> [Items from a data source]
• • • •
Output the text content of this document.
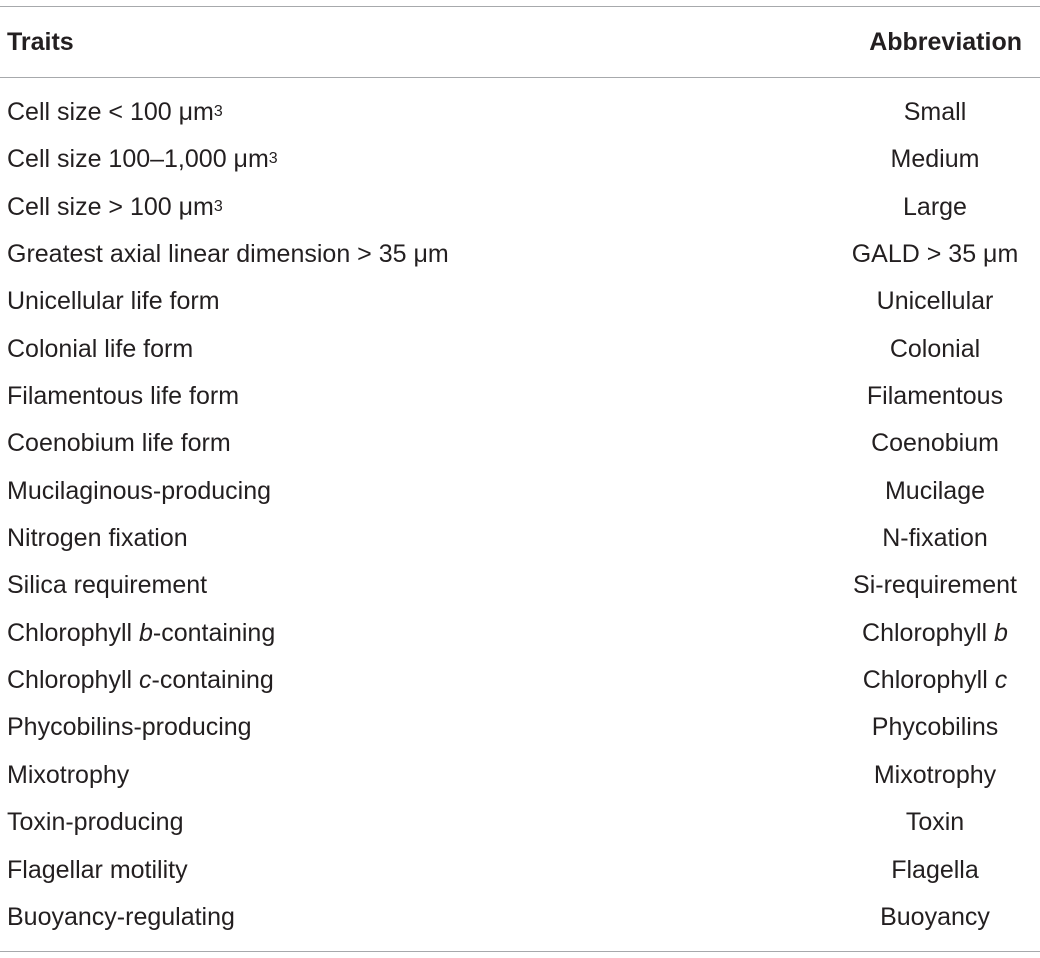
Traits	Abbreviation
Cell size < 100 $\mu m^3$	Small
Cell size 100–1,000 $\mu m^3$	Medium
Cell size > 100 $\mu m^3$	Large
Greatest axial linear dimension > 35 μm	GALD > 35 μm
Unicellular life form	Unicellular
Colonial life form	Colonial
Filamentous life form	Filamentous
Coenobium life form	Coenobium
Mucilaginous-producing	Mucilage
Nitrogen fixation	N-fixation
Silica requirement	Si-requirement
Chlorophyll b-containing	Chlorophyll b
Chlorophyll c-containing	Chlorophyll c
Phycobilins-producing	Phycobilins
Mixotrophy	Mixotrophy
Toxin-producing	Toxin
Flagellar motility	Flagella
Buoyancy-regulating	Buoyancy
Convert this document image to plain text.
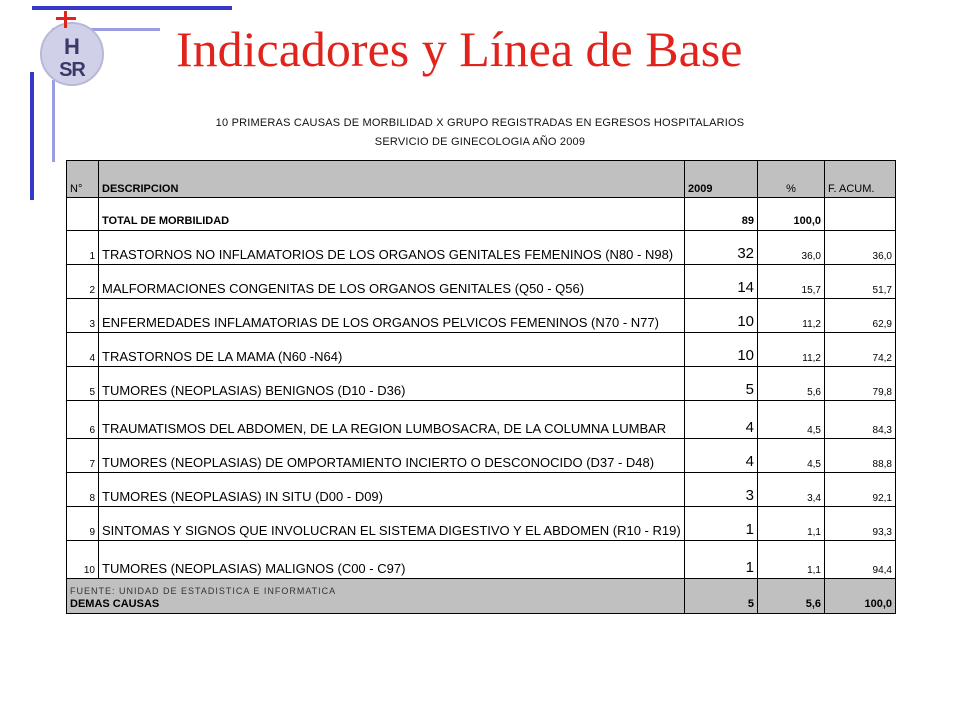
H
SR Indicadores y Línea de Base
10 PRIMERAS CAUSAS DE MORBILIDAD X GRUPO REGISTRADAS EN EGRESOS HOSPITALARIOS
SERVICIO DE GINECOLOGIA AÑO 2009
N°	DESCRIPCION	2009	%	F. ACUM.
	TOTAL DE MORBILIDAD	89	100,0	
1	TRASTORNOS NO INFLAMATORIOS DE LOS ORGANOS GENITALES FEMENINOS (N80 - N98)	32	36,0	36,0
2	MALFORMACIONES CONGENITAS DE LOS ORGANOS GENITALES (Q50 - Q56)	14	15,7	51,7
3	ENFERMEDADES INFLAMATORIAS DE LOS ORGANOS PELVICOS FEMENINOS (N70 - N77)	10	11,2	62,9
4	TRASTORNOS DE LA MAMA (N60 -N64)	10	11,2	74,2
5	TUMORES (NEOPLASIAS) BENIGNOS (D10 - D36)	5	5,6	79,8
6	TRAUMATISMOS DEL ABDOMEN, DE LA REGION LUMBOSACRA, DE LA COLUMNA LUMBAR	4	4,5	84,3
7	TUMORES (NEOPLASIAS) DE OMPORTAMIENTO INCIERTO O DESCONOCIDO (D37 - D48)	4	4,5	88,8
8	TUMORES (NEOPLASIAS) IN SITU (D00 - D09)	3	3,4	92,1
9	SINTOMAS Y SIGNOS QUE INVOLUCRAN EL SISTEMA DIGESTIVO Y EL ABDOMEN (R10 - R19)	1	1,1	93,3
10	TUMORES (NEOPLASIAS) MALIGNOS (C00 - C97)	1	1,1	94,4
DEMAS CAUSAS		5	5,6	100,0
FUENTE: UNIDAD DE ESTADISTICA E INFORMATICA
• • • •
> [What is being asked]
Give the entries again word for word, but skip the pictures.

> [Written answer]
Output the text content of this document.
Traits	Abbreviation
Cell size < 100 $\mu m^3$	Small
Cell size 100–1,000 $\mu m^3$	Medium
Cell size > 100 $\mu m^3$	Large
Greatest axial linear dimension > 35 μm	GALD > 35 μm
Unicellular life form	Unicellular
Colonial life form	Colonial
Filamentous life form	Filamentous
Coenobium life form	Coenobium
Mucilaginous-producing	Mucilage
Nitrogen fixation	N-fixation
Silica requirement	Si-requirement
Chlorophyll b-containing	Chlorophyll b
Chlorophyll c-containing	Chlorophyll c
Phycobilins-producing	Phycobilins
Mixotrophy	Mixotrophy
Toxin-producing	Toxin
Flagellar motility	Flagella
Buoyancy-regulating	Buoyancy
Convert this document image to plain text.
H
SR Indicadores y Línea de Base
10 PRIMERAS CAUSAS DE MORBILIDAD X GRUPO REGISTRADAS EN EGRESOS HOSPITALARIOS
SERVICIO DE GINECOLOGIA AÑO 2009
N°	DESCRIPCION	2009	%	F. ACUM.
	TOTAL DE MORBILIDAD	89	100,0	
1	TRASTORNOS NO INFLAMATORIOS DE LOS ORGANOS GENITALES FEMENINOS (N80 - N98)	32	36,0	36,0
2	MALFORMACIONES CONGENITAS DE LOS ORGANOS GENITALES (Q50 - Q56)	14	15,7	51,7
3	ENFERMEDADES INFLAMATORIAS DE LOS ORGANOS PELVICOS FEMENINOS (N70 - N77)	10	11,2	62,9
4	TRASTORNOS DE LA MAMA (N60 -N64)	10	11,2	74,2
5	TUMORES (NEOPLASIAS) BENIGNOS (D10 - D36)	5	5,6	79,8
6	TRAUMATISMOS DEL ABDOMEN, DE LA REGION LUMBOSACRA, DE LA COLUMNA LUMBAR	4	4,5	84,3
7	TUMORES (NEOPLASIAS) DE OMPORTAMIENTO INCIERTO O DESCONOCIDO (D37 - D48)	4	4,5	88,8
8	TUMORES (NEOPLASIAS) IN SITU (D00 - D09)	3	3,4	92,1
9	SINTOMAS Y SIGNOS QUE INVOLUCRAN EL SISTEMA DIGESTIVO Y EL ABDOMEN (R10 - R19)	1	1,1	93,3
10	TUMORES (NEOPLASIAS) MALIGNOS (C00 - C97)	1	1,1	94,4
DEMAS CAUSAS		5	5,6	100,0
FUENTE: UNIDAD DE ESTADISTICA E INFORMATICA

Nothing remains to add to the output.